### STATED GOAL
Gather all lines in the entries below that include the word "anticoincement".

**** ROWS

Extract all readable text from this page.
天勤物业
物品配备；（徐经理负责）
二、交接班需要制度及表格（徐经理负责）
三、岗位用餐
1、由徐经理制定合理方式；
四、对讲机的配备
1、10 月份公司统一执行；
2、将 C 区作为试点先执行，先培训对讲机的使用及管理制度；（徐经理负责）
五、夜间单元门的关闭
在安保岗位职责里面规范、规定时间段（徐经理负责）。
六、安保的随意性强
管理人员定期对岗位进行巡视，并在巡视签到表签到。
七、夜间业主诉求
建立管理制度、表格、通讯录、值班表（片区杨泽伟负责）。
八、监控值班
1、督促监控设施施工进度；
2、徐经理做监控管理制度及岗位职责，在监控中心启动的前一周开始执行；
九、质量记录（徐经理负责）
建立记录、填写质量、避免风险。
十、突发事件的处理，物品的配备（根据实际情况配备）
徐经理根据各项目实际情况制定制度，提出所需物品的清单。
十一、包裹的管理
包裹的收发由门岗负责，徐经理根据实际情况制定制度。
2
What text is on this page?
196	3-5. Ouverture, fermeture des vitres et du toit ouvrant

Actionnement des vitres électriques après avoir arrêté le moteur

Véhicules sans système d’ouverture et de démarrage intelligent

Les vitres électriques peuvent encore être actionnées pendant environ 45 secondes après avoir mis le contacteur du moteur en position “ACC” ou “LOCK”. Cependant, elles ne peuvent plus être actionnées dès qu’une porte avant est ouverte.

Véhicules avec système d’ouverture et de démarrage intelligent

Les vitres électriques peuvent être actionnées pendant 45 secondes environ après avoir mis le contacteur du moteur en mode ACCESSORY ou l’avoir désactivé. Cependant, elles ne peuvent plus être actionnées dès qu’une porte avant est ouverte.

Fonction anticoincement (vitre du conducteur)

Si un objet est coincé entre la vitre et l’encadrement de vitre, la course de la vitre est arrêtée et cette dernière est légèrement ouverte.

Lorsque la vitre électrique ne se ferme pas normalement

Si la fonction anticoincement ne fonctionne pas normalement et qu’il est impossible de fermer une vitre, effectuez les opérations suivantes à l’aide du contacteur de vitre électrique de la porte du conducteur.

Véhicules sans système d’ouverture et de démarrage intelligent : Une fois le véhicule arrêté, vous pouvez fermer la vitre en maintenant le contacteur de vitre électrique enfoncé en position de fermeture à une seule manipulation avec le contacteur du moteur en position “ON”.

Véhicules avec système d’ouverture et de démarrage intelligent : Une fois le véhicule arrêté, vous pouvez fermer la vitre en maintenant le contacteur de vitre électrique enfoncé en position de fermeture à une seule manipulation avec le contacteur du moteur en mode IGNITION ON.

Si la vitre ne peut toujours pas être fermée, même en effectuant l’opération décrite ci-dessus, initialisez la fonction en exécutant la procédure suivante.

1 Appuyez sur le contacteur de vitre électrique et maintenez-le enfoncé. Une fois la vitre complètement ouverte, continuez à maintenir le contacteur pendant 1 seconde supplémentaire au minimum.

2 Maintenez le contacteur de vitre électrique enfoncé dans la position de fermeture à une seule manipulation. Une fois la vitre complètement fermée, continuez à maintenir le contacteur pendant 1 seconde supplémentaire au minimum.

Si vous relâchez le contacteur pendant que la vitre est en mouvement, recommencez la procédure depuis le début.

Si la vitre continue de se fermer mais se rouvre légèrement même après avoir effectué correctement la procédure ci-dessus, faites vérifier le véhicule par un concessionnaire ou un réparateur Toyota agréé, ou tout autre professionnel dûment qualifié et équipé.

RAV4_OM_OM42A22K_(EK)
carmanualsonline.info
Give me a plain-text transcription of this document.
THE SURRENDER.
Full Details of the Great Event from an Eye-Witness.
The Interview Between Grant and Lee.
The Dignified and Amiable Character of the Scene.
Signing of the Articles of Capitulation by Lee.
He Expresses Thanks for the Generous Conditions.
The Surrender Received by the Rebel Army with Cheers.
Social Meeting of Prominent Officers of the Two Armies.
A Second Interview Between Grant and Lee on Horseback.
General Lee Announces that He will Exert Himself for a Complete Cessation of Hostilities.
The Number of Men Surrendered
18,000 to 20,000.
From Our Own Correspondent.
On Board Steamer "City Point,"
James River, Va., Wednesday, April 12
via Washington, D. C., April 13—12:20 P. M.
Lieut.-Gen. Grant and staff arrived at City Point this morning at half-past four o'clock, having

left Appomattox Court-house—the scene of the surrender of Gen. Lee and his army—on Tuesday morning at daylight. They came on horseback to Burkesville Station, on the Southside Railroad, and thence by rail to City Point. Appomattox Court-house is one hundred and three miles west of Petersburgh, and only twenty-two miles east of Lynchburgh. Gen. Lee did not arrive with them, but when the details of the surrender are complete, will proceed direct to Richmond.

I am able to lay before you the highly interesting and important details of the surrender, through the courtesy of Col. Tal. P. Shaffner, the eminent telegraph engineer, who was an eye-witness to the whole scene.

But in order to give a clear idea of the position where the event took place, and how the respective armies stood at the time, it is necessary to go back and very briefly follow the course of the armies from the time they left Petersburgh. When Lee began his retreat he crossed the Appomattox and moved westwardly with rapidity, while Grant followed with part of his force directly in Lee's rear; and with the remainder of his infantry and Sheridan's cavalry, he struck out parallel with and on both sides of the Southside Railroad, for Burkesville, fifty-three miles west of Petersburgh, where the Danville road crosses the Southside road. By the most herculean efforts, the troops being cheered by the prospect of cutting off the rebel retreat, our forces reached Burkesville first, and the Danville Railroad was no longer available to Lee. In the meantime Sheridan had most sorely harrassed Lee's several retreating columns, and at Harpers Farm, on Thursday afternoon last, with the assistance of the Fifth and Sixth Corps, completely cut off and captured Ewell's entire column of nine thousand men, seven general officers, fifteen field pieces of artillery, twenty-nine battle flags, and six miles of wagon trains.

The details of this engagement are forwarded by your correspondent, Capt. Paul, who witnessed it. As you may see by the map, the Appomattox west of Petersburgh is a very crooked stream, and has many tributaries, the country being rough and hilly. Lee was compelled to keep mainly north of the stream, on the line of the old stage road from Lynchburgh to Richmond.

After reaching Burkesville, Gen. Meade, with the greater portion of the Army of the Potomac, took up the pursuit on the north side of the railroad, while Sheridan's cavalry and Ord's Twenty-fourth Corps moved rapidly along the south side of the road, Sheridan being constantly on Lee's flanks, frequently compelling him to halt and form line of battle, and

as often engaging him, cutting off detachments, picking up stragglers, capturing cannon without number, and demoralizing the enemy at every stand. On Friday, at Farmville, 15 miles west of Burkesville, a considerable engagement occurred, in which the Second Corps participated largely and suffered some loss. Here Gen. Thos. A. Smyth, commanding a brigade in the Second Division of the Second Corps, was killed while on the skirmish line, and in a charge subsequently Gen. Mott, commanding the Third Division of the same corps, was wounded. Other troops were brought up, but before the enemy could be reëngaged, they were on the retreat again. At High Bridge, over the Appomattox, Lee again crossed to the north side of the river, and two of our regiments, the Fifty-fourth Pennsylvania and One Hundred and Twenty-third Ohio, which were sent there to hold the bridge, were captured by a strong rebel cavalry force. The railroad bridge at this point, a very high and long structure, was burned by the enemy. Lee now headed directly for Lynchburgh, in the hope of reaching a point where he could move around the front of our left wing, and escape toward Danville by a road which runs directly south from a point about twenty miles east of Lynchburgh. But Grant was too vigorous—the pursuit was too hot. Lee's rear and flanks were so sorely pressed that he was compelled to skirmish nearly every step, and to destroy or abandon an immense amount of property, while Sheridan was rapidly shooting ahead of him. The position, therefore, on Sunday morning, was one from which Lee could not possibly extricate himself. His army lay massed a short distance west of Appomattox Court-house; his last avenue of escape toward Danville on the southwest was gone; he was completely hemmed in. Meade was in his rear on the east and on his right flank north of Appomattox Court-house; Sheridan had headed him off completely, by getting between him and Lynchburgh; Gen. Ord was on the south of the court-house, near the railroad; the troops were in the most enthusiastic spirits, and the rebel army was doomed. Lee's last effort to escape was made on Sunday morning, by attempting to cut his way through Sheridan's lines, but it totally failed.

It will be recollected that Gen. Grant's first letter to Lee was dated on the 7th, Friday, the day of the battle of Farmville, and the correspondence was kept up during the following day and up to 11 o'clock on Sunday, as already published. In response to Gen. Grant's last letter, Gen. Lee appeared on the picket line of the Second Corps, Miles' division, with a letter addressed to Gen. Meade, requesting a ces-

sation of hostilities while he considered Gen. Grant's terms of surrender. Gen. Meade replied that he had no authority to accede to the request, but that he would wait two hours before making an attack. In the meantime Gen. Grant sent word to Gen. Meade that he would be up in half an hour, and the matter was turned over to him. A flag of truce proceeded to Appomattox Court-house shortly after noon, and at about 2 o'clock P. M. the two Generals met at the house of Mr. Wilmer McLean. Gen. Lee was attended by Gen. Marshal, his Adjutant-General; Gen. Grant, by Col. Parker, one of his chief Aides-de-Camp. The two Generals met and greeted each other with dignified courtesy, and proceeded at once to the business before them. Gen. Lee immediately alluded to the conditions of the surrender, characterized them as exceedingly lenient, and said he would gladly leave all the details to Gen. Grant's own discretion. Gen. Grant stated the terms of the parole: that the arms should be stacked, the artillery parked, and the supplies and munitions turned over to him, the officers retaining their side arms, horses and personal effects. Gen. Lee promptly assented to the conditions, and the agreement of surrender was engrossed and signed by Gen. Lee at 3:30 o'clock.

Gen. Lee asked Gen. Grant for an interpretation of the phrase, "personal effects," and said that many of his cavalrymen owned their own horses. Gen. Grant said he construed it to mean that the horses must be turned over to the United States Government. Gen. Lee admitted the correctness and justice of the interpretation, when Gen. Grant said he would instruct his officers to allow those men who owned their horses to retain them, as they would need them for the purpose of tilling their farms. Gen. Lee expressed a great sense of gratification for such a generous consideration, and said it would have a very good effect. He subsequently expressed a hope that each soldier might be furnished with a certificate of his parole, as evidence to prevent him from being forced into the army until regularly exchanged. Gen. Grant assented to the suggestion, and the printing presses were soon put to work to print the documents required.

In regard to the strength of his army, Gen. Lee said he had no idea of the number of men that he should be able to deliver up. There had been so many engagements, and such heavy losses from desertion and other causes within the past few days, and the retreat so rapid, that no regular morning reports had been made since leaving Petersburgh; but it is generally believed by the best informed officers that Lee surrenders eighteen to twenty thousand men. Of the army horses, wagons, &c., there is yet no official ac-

********

### RESULT FOR THIS TASK
Fonction anticoincement (vitre du conducteur)
Si la fonction anticoincement ne fonctionne pas normalement et qu’il est impossible de fermer une vitre, effectuez les opérations suivantes à l’aide du contacteur de vitre électrique de la porte du conducteur.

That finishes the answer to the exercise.